──────── Metin bloğu

16 Ağustos 2010 Pazartesi

17 ağustos 1999

zaman ne çabuk akıp geçiyor. neler geçiriyoruz şu hayatta, neler atlatıyoruz. zamanı durdurmak ne mümkün?
yıl 1999, aylardan ağustos, evet 17 ağustos, saat 03.02
bir şehir düşün, gece herkes o sıcacık yatağında yatarken, huzur içerisinde uyurken, osman amca belki de 3. rüyasını görürken o şehri düşün. kimi ışıklar daha yanıyor, eğlence bitmemiş ya da sıkıntılı haller içerisinde uyuyamayan insanlar düşün. bunlardan 2-3 dakika sonrasını düşün. ne görüyorsun söyle bana? yaşanmışlık kokan binaların bir anda nasıl yerle bir oluğunu mu gördün yoksa? yoksa çöp kokuyor bu mahalle, pislik içersinde bu mahalle dediğin yerde, yerine geçen ceset kokularını mı duydun? bir zamanlar koşup, top oynadığın, annen sana pencereden ''terli terli su içme hasta olursun'' dediğinde sinirlendiğin, arkadaşınla kavga ettiğin mahalle ne hale gelmiş gördün mü? herşeyin yok oluşunu görmek, yıkıntılardan hatıralar toplamaya çalışmak ne acı dimi?

────────────────
──────── Sağlanan veriler

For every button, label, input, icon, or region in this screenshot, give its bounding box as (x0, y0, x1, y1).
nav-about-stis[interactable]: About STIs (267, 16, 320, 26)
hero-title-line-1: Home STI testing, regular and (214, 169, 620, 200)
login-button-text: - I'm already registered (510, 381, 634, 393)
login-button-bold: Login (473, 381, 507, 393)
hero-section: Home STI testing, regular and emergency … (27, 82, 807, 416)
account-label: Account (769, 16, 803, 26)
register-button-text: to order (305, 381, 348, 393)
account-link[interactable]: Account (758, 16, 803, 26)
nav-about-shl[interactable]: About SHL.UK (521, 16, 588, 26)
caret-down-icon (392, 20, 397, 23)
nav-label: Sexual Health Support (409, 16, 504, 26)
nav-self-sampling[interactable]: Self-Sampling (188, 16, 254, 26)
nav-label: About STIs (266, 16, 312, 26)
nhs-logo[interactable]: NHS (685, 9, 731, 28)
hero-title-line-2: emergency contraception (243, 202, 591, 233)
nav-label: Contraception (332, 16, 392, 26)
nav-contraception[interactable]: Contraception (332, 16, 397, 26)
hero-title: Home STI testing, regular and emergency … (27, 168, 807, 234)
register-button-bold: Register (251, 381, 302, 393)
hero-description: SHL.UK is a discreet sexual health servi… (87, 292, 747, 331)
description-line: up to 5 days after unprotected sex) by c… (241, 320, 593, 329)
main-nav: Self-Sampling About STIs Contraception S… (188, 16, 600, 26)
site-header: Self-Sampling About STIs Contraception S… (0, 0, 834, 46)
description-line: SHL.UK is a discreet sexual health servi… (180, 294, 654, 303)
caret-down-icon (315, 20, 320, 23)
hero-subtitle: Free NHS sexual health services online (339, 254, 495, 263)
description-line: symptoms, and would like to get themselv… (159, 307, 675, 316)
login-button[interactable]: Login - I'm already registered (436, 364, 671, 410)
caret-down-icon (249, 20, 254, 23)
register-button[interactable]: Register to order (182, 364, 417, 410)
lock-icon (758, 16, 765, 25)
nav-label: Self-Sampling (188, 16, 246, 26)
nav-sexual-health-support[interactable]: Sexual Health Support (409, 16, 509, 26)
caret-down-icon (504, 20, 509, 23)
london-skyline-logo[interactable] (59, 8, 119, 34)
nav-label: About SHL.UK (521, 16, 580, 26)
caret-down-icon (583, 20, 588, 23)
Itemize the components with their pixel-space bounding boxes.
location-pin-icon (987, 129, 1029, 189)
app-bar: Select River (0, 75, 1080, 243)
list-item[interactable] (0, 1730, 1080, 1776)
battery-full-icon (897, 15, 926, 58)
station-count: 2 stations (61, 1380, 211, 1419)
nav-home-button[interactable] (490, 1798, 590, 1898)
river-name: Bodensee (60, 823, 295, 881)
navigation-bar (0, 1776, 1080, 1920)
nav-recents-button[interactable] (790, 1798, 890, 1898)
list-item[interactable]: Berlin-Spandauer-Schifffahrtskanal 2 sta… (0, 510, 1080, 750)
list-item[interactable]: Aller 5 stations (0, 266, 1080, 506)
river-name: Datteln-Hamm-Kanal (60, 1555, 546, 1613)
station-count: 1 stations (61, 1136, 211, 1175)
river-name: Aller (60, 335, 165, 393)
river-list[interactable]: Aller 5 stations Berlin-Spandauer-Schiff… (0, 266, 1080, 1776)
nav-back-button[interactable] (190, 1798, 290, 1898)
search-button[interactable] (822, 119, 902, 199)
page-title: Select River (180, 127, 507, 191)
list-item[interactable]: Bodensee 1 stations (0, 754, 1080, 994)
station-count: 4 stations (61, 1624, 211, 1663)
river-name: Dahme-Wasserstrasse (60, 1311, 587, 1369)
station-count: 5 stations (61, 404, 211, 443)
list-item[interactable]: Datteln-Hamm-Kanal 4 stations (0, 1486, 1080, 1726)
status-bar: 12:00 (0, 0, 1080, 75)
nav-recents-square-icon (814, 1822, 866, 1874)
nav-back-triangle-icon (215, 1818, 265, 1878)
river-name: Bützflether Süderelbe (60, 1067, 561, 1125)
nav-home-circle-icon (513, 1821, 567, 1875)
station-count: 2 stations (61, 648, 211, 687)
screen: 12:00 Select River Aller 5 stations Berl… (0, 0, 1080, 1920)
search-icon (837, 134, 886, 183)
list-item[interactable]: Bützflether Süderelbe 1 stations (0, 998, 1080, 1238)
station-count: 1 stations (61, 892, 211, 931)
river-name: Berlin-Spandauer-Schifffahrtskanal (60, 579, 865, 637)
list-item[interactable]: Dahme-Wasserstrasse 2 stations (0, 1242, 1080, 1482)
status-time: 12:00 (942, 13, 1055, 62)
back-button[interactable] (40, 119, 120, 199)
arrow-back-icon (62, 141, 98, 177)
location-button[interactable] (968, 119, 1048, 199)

────────────────

● **Yapılacak işler**
(1) 17 Ağustos 1999 yazısında o gece için hangi saat veriliyor?
(2) 17 Ağustos 1999 yazısına göre o gece şehirde bazı ışıkların hâlâ yanıyor olmasını açıklayın.
Kayıtların bu çalışmada hiçbir işlevi yoktur.

● **Çözülmüş görevler**
(1) Saat 03.02.

(2) Yazıya göre kimi yerlerde eğlence henüz bitmemiştir. Kimi yerlerde de sıkıntılı haller içinde uyuyamayan insanlar vardır.